◆ Your task
All entries below are to be set down again, identical to the source.

■ ■ ■

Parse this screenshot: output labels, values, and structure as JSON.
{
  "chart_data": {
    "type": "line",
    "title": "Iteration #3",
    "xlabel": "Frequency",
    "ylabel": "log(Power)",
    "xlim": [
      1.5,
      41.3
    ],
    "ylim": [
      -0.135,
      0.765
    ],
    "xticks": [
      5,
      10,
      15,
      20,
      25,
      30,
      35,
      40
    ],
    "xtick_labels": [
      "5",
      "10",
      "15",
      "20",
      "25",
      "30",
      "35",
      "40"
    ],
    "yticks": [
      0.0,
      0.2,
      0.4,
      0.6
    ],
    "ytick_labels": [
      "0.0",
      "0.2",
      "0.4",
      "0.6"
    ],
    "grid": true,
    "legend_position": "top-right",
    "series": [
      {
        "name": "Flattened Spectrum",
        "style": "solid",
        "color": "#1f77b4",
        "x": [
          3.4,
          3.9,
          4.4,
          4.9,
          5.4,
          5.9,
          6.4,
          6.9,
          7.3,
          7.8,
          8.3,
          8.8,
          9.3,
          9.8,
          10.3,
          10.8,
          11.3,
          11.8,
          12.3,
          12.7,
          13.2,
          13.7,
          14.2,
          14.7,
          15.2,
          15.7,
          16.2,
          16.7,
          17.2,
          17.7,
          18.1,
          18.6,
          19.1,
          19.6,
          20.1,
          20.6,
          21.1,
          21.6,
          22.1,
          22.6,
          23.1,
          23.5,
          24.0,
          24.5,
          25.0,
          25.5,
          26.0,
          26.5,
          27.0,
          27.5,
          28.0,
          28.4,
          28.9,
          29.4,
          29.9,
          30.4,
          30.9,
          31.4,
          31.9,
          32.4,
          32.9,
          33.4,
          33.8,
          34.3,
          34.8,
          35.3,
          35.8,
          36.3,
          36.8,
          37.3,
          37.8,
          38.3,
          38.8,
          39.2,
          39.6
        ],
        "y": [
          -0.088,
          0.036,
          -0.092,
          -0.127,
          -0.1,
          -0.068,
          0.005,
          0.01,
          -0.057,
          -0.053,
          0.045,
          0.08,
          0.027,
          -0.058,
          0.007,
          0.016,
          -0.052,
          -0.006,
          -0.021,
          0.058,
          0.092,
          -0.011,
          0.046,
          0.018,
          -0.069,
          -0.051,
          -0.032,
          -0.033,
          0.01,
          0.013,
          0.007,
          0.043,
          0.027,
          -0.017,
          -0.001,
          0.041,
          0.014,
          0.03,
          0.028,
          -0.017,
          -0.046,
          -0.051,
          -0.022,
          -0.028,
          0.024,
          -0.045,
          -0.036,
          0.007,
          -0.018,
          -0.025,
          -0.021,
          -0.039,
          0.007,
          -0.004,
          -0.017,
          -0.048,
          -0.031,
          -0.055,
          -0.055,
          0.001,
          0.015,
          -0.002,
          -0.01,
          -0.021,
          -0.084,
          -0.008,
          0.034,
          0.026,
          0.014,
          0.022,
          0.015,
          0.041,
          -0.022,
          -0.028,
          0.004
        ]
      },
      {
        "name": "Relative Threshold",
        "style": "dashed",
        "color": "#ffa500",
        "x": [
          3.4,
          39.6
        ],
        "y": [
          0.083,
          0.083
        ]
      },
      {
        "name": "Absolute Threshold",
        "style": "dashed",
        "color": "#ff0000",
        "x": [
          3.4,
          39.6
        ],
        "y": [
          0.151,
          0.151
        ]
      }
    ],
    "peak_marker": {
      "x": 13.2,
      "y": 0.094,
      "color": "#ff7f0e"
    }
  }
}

■ ■ ■

◆ Solution to this problem
Parse this screenshot: output labels, values, and structure as JSON.
{
  "chart_data": {
    "type": "line",
    "title": "Iteration #3",
    "xlabel": "Frequency",
    "ylabel": "log(Power)",
    "xlim": [
      1.5,
      41.3
    ],
    "ylim": [
      -0.135,
      0.765
    ],
    "xticks": [
      5,
      10,
      15,
      20,
      25,
      30,
      35,
      40
    ],
    "xtick_labels": [
      "5",
      "10",
      "15",
      "20",
      "25",
      "30",
      "35",
      "40"
    ],
    "yticks": [
      0.0,
      0.2,
      0.4,
      0.6
    ],
    "ytick_labels": [
      "0.0",
      "0.2",
      "0.4",
      "0.6"
    ],
    "grid": true,
    "legend_position": "top-right",
    "series": [
      {
        "name": "Flattened Spectrum",
        "style": "solid",
        "color": "#1f77b4",
        "x": [
          3.4,
          3.9,
          4.4,
          4.9,
          5.4,
          5.9,
          6.4,
          6.9,
          7.3,
          7.8,
          8.3,
          8.8,
          9.3,
          9.8,
          10.3,
          10.8,
          11.3,
          11.8,
          12.3,
          12.7,
          13.2,
          13.7,
          14.2,
          14.7,
          15.2,
          15.7,
          16.2,
          16.7,
          17.2,
          17.7,
          18.1,
          18.6,
          19.1,
          19.6,
          20.1,
          20.6,
          21.1,
          21.6,
          22.1,
          22.6,
          23.1,
          23.5,
          24.0,
          24.5,
          25.0,
          25.5,
          26.0,
          26.5,
          27.0,
          27.5,
          28.0,
          28.4,
          28.9,
          29.4,
          29.9,
          30.4,
          30.9,
          31.4,
          31.9,
          32.4,
          32.9,
          33.4,
          33.8,
          34.3,
          34.8,
          35.3,
          35.8,
          36.3,
          36.8,
          37.3,
          37.8,
          38.3,
          38.8,
          39.2,
          39.6
        ],
        "y": [
          -0.088,
          0.036,
          -0.092,
          -0.127,
          -0.1,
          -0.068,
          0.005,
          0.01,
          -0.057,
          -0.053,
          0.045,
          0.08,
          0.027,
          -0.058,
          0.007,
          0.016,
          -0.052,
          -0.006,
          -0.021,
          0.058,
          0.092,
          -0.011,
          0.046,
          0.018,
          -0.069,
          -0.051,
          -0.032,
          -0.033,
          0.01,
          0.013,
          0.007,
          0.043,
          0.027,
          -0.017,
          -0.001,
          0.041,
          0.014,
          0.03,
          0.028,
          -0.017,
          -0.046,
          -0.051,
          -0.022,
          -0.028,
          0.024,
          -0.045,
          -0.036,
          0.007,
          -0.018,
          -0.025,
          -0.021,
          -0.039,
          0.007,
          -0.004,
          -0.017,
          -0.048,
          -0.031,
          -0.055,
          -0.055,
          0.001,
          0.015,
          -0.002,
          -0.01,
          -0.021,
          -0.084,
          -0.008,
          0.034,
          0.026,
          0.014,
          0.022,
          0.015,
          0.041,
          -0.022,
          -0.028,
          0.004
        ]
      },
      {
        "name": "Relative Threshold",
        "style": "dashed",
        "color": "#ffa500",
        "x": [
          3.4,
          39.6
        ],
        "y": [
          0.083,
          0.083
        ]
      },
      {
        "name": "Absolute Threshold",
        "style": "dashed",
        "color": "#ff0000",
        "x": [
          3.4,
          39.6
        ],
        "y": [
          0.151,
          0.151
        ]
      }
    ],
    "peak_marker": {
      "x": 13.2,
      "y": 0.094,
      "color": "#ff7f0e"
    }
  }
}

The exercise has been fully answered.